EXERCISE PROMPT
Extract, from the records beneath this instruction, each line that contains the word "установить".

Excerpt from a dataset
•••

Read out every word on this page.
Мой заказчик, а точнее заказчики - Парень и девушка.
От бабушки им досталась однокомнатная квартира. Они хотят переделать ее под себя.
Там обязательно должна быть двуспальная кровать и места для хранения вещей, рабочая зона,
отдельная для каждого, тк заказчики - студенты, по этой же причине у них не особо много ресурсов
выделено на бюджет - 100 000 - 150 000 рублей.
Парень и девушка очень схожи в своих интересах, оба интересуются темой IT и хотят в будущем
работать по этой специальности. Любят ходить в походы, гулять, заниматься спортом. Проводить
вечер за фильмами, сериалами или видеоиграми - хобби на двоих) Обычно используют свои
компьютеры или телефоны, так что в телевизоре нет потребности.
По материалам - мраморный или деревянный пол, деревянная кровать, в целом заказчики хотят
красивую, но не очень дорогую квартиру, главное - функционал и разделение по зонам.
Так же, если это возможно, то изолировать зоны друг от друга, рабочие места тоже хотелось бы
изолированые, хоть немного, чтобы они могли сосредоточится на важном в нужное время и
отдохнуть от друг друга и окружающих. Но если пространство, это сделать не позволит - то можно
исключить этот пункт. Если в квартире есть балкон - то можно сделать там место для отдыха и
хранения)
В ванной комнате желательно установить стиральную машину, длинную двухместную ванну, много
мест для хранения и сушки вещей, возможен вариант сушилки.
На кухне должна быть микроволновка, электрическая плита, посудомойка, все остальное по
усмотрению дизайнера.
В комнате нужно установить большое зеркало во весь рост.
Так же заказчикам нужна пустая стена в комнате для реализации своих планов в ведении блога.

•••

FINAL RESULT
В ванной комнате желательно установить стиральную машину, длинную двухместную ванну, много
В комнате нужно установить большое зеркало во весь рост.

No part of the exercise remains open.